**WHAT THE TASK REQUIRES:** Repeat word for word the lines from the one holding "Give me the" through the end, both ends included, and leave out every picture.
----- RAW RECORDS
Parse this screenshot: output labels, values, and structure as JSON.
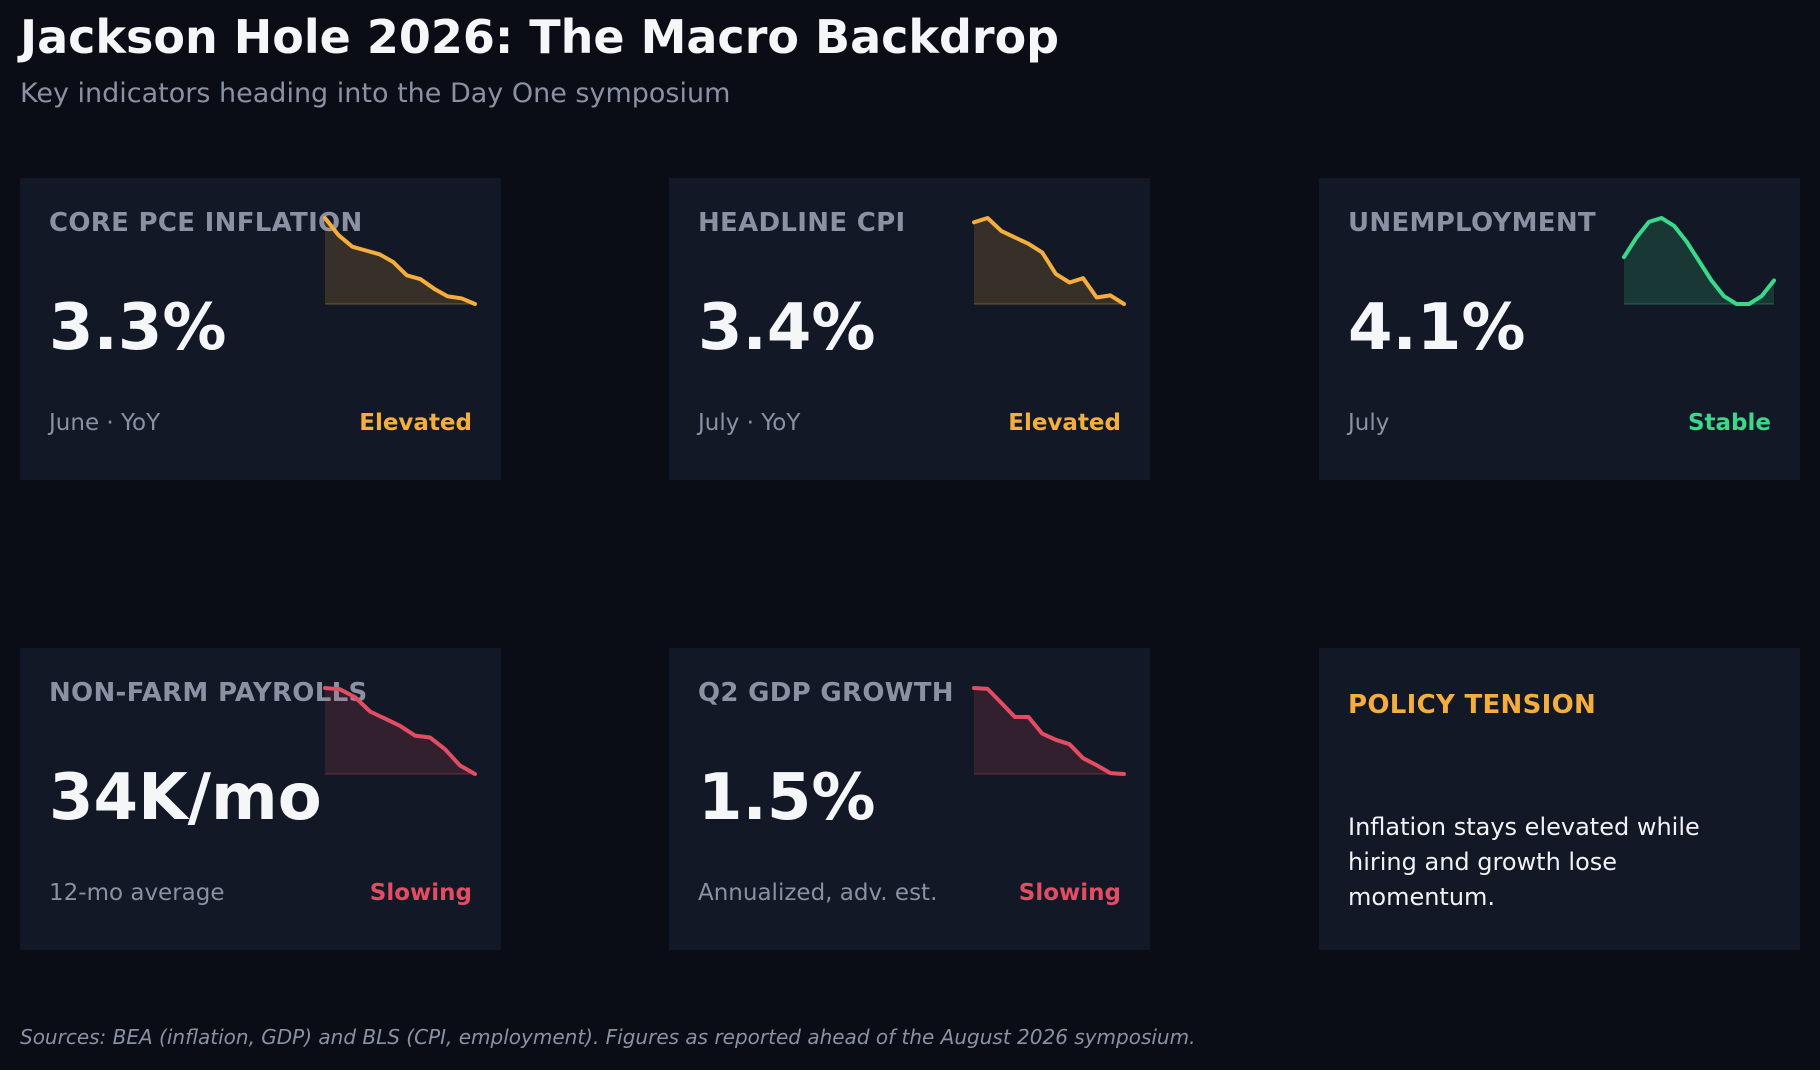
{
  "header": {
    "title": "Jackson Hole 2026: The Macro Backdrop",
    "subtitle": "Key indicators heading into the Day One symposium"
  },
  "colors": {
    "elevated": "#f5ad3c",
    "stable": "#3ad98a",
    "slowing": "#e34d63"
  },
  "cards": [
    {
      "label": "CORE PCE INFLATION",
      "value": "3.3%",
      "period": "June · YoY",
      "status": "Elevated",
      "status_color": "#f5ad3c",
      "sparkline": [
        3.92,
        3.83,
        3.77,
        3.75,
        3.73,
        3.69,
        3.62,
        3.6,
        3.55,
        3.51,
        3.5,
        3.47
      ]
    },
    {
      "label": "HEADLINE CPI",
      "value": "3.4%",
      "period": "July · YoY",
      "status": "Elevated",
      "status_color": "#f5ad3c",
      "sparkline": [
        3.97,
        3.99,
        3.93,
        3.9,
        3.87,
        3.83,
        3.73,
        3.69,
        3.71,
        3.62,
        3.63,
        3.59
      ]
    },
    {
      "label": "UNEMPLOYMENT",
      "value": "4.1%",
      "period": "July",
      "status": "Stable",
      "status_color": "#3ad98a",
      "sparkline": [
        4.05,
        4.1,
        4.14,
        4.15,
        4.13,
        4.09,
        4.04,
        3.99,
        3.95,
        3.93,
        3.93,
        3.95,
        3.99
      ]
    },
    {
      "label": "NON-FARM PAYROLLS",
      "value": "34K/mo",
      "period": "12-mo average",
      "status": "Slowing",
      "status_color": "#e34d63",
      "sparkline": [
        172,
        170,
        158,
        136,
        125,
        114,
        99,
        96,
        78,
        53,
        40
      ]
    },
    {
      "label": "Q2 GDP GROWTH",
      "value": "1.5%",
      "period": "Annualized, adv. est.",
      "status": "Slowing",
      "status_color": "#e34d63",
      "sparkline": [
        2.79,
        2.78,
        2.62,
        2.46,
        2.46,
        2.27,
        2.2,
        2.15,
        1.99,
        1.91,
        1.82,
        1.81
      ]
    }
  ],
  "note": {
    "heading": "POLICY TENSION",
    "heading_color": "#f5ad3c",
    "body": "Inflation stays elevated while hiring and growth lose momentum."
  },
  "footer": {
    "sources": "Sources: BEA (inflation, GDP) and BLS (CPI, employment). Figures as reported ahead of the August 2026 symposium."
  },
  "chart_data": [
    {
      "type": "area",
      "title": "CORE PCE INFLATION",
      "values": [
        3.92,
        3.83,
        3.77,
        3.75,
        3.73,
        3.69,
        3.62,
        3.6,
        3.55,
        3.51,
        3.5,
        3.47
      ]
    },
    {
      "type": "area",
      "title": "HEADLINE CPI",
      "values": [
        3.97,
        3.99,
        3.93,
        3.9,
        3.87,
        3.83,
        3.73,
        3.69,
        3.71,
        3.62,
        3.63,
        3.59
      ]
    },
    {
      "type": "area",
      "title": "UNEMPLOYMENT",
      "values": [
        4.05,
        4.1,
        4.14,
        4.15,
        4.13,
        4.09,
        4.04,
        3.99,
        3.95,
        3.93,
        3.93,
        3.95,
        3.99
      ]
    },
    {
      "type": "area",
      "title": "NON-FARM PAYROLLS",
      "values": [
        172,
        170,
        158,
        136,
        125,
        114,
        99,
        96,
        78,
        53,
        40
      ]
    },
    {
      "type": "area",
      "title": "Q2 GDP GROWTH",
      "values": [
        2.79,
        2.78,
        2.62,
        2.46,
        2.46,
        2.27,
        2.2,
        2.15,
        1.99,
        1.91,
        1.82,
        1.81
      ]
    }
  ]
}
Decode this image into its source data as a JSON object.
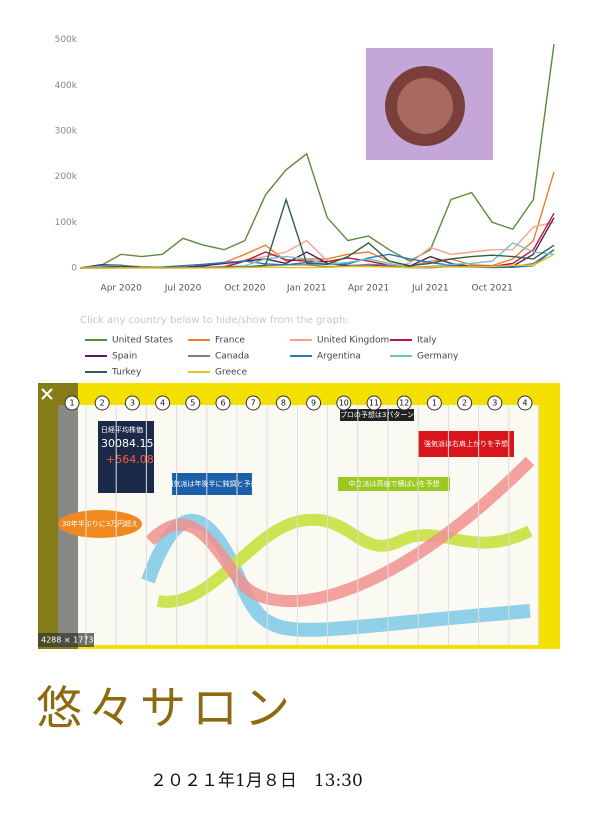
{
  "chart_data": {
    "type": "line",
    "categories": [
      null,
      null,
      "Apr 2020",
      null,
      null,
      "Jul 2020",
      null,
      null,
      "Oct 2020",
      null,
      null,
      "Jan 2021",
      null,
      null,
      "Apr 2021",
      null,
      null,
      "Jul 2021",
      null,
      null,
      "Oct 2021",
      null,
      null,
      null
    ],
    "ylim": [
      0,
      510000
    ],
    "yticks": [
      0,
      {
        "value": 100000,
        "label": "100k"
      },
      {
        "value": 200000,
        "label": "200k"
      },
      {
        "value": 300000,
        "label": "300k"
      },
      {
        "value": 400000,
        "label": "400k"
      },
      {
        "value": 500000,
        "label": "500k"
      }
    ],
    "grid": false,
    "legend_title": "Click any country below to hide/show from the graph:",
    "series": [
      {
        "name": "United States",
        "color": "#5b8c3a",
        "values": [
          0,
          5000,
          30000,
          25000,
          30000,
          65000,
          50000,
          40000,
          60000,
          160000,
          215000,
          250000,
          110000,
          60000,
          70000,
          40000,
          15000,
          40000,
          150000,
          165000,
          100000,
          85000,
          150000,
          490000
        ]
      },
      {
        "name": "France",
        "color": "#f07d2e",
        "values": [
          0,
          2000,
          5000,
          1000,
          500,
          1000,
          4000,
          12000,
          30000,
          50000,
          15000,
          20000,
          20000,
          30000,
          35000,
          15000,
          3000,
          15000,
          20000,
          7000,
          5000,
          20000,
          60000,
          210000
        ]
      },
      {
        "name": "United Kingdom",
        "color": "#f4a28c",
        "values": [
          0,
          1000,
          5000,
          3000,
          1000,
          700,
          1000,
          4000,
          18000,
          25000,
          35000,
          60000,
          15000,
          6000,
          3000,
          2500,
          10000,
          45000,
          30000,
          35000,
          40000,
          40000,
          90000,
          100000
        ]
      },
      {
        "name": "Italy",
        "color": "#c0143c",
        "values": [
          0,
          5000,
          4000,
          1000,
          300,
          200,
          800,
          1500,
          15000,
          35000,
          18000,
          15000,
          14000,
          22000,
          15000,
          6000,
          1000,
          3000,
          6000,
          4000,
          3000,
          10000,
          40000,
          120000
        ]
      },
      {
        "name": "Spain",
        "color": "#4b1e5a",
        "values": [
          0,
          7000,
          6000,
          1000,
          300,
          1500,
          5000,
          10000,
          15000,
          20000,
          10000,
          35000,
          10000,
          5000,
          7000,
          4000,
          4000,
          25000,
          10000,
          3000,
          2000,
          4000,
          30000,
          110000
        ]
      },
      {
        "name": "Canada",
        "color": "#8a7a7a",
        "values": [
          0,
          500,
          1500,
          1200,
          500,
          400,
          400,
          1000,
          2500,
          5000,
          7000,
          7000,
          3000,
          4000,
          8000,
          6000,
          1000,
          500,
          3000,
          4000,
          2500,
          2500,
          10000,
          40000
        ]
      },
      {
        "name": "Argentina",
        "color": "#2a7ab0",
        "values": [
          0,
          100,
          200,
          500,
          2000,
          5000,
          8000,
          12000,
          15000,
          9000,
          7000,
          12000,
          8000,
          9000,
          22000,
          30000,
          20000,
          12000,
          6000,
          2000,
          1000,
          1500,
          5000,
          40000
        ]
      },
      {
        "name": "Germany",
        "color": "#6cc4c4",
        "values": [
          0,
          4000,
          5000,
          1000,
          500,
          500,
          1200,
          1800,
          5000,
          20000,
          25000,
          20000,
          8000,
          12000,
          20000,
          10000,
          1000,
          1500,
          8000,
          10000,
          15000,
          55000,
          35000,
          30000
        ]
      },
      {
        "name": "Turkey",
        "color": "#2e5e4e",
        "values": [
          0,
          1000,
          4000,
          1500,
          1200,
          1000,
          1200,
          1600,
          2000,
          6000,
          150000,
          10000,
          8000,
          25000,
          55000,
          15000,
          5000,
          10000,
          20000,
          25000,
          28000,
          25000,
          20000,
          50000
        ]
      },
      {
        "name": "Greece",
        "color": "#e8c020",
        "values": [
          0,
          50,
          50,
          20,
          20,
          30,
          200,
          300,
          800,
          2500,
          1000,
          800,
          1500,
          3000,
          3000,
          2500,
          500,
          2500,
          2500,
          2000,
          3000,
          6000,
          6000,
          30000
        ]
      }
    ]
  },
  "stock_image": {
    "months": [
      "1",
      "2",
      "3",
      "4",
      "5",
      "6",
      "7",
      "8",
      "9",
      "10",
      "11",
      "12",
      "1",
      "2",
      "3",
      "4"
    ],
    "index_name": "日経平均株価",
    "index_value": "30084.15",
    "index_change": "+564.08",
    "bubble": "30年半ぶりに3万円超え",
    "pattern_heading": "プロの予想は3パターン",
    "bear": "弱気派は年後半に鈍調と予想",
    "neutral": "中立派は高値で横ばいを予想",
    "bull": "強気派は右肩上がりを予想",
    "size": "4288 × 1773"
  },
  "title": "悠々サロン",
  "date": "２０２１年1月８日　13:30"
}
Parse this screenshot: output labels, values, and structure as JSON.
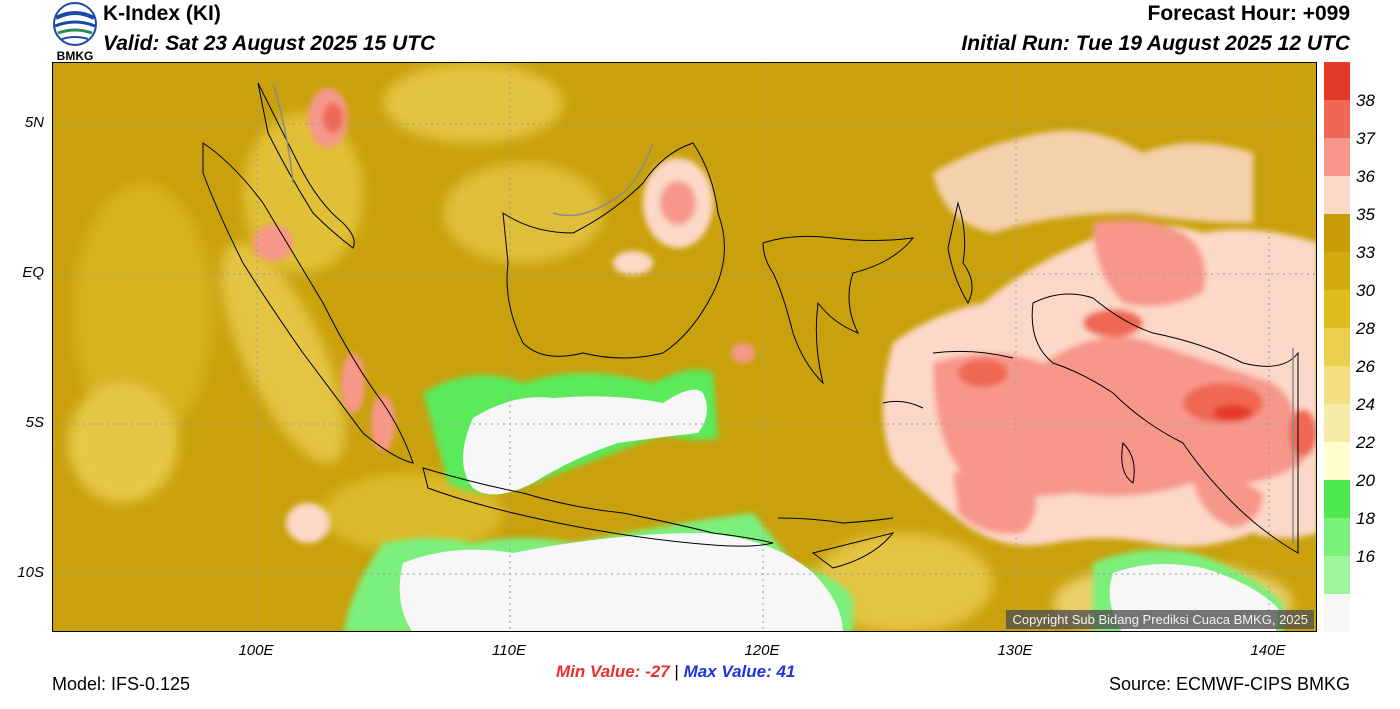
{
  "header": {
    "title": "K-Index (KI)",
    "valid": "Valid: Sat 23 August 2025 15 UTC",
    "forecast_hour": "Forecast Hour: +099",
    "initial_run": "Initial Run: Tue 19 August 2025 12 UTC",
    "logo_text": "BMKG"
  },
  "map": {
    "lat_labels": [
      "5N",
      "EQ",
      "5S",
      "10S"
    ],
    "lon_labels": [
      "100E",
      "110E",
      "120E",
      "130E",
      "140E"
    ],
    "copyright": "Copyright Sub Bidang Prediksi Cuaca BMKG, 2025",
    "background_color": "#c9a10c"
  },
  "colorbar": {
    "levels": [
      "38",
      "37",
      "36",
      "35",
      "33",
      "30",
      "28",
      "26",
      "24",
      "22",
      "20",
      "18",
      "16"
    ],
    "colors": [
      "#e33a28",
      "#ef6753",
      "#f7978a",
      "#fcd8c8",
      "#c79c04",
      "#d2aa10",
      "#e0bd1e",
      "#ebd050",
      "#f2df80",
      "#f7eba8",
      "#ffffd0",
      "#50e850",
      "#7bf07b",
      "#9ef59e",
      "#f7f7f7"
    ]
  },
  "footer": {
    "model": "Model: IFS-0.125",
    "min_value": "Min Value: -27",
    "separator": "|",
    "max_value": "Max Value:  41",
    "source": "Source: ECMWF-CIPS BMKG",
    "min_color": "#e8302e",
    "max_color": "#1c33e0"
  }
}
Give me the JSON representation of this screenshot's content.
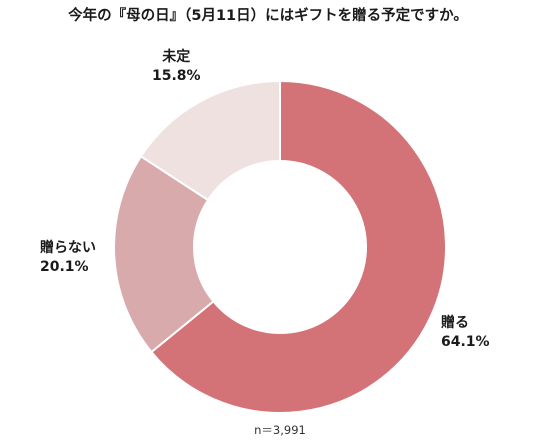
{
  "chart_data": {
    "type": "pie",
    "style": "donut",
    "title": "今年の『母の日』（5月11日）にはギフトを贈る予定ですか。",
    "slices": [
      {
        "label": "贈る",
        "value": 64.1,
        "display": "64.1%",
        "color": "#d37377"
      },
      {
        "label": "贈らない",
        "value": 20.1,
        "display": "20.1%",
        "color": "#d9aaac"
      },
      {
        "label": "未定",
        "value": 15.8,
        "display": "15.8%",
        "color": "#f0e1e1"
      }
    ],
    "start": "12 o'clock",
    "direction": "clockwise",
    "note": "n＝3,991"
  }
}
----------
**TASK ANSWER:**
Give me the JSON representation of this screenshot's content.
{
  "chart_data": {
    "type": "pie",
    "style": "donut",
    "title": "今年の『母の日』（5月11日）にはギフトを贈る予定ですか。",
    "slices": [
      {
        "label": "贈る",
        "value": 64.1,
        "display": "64.1%",
        "color": "#d37377"
      },
      {
        "label": "贈らない",
        "value": 20.1,
        "display": "20.1%",
        "color": "#d9aaac"
      },
      {
        "label": "未定",
        "value": 15.8,
        "display": "15.8%",
        "color": "#f0e1e1"
      }
    ],
    "start": "12 o'clock",
    "direction": "clockwise",
    "note": "n＝3,991"
  }
}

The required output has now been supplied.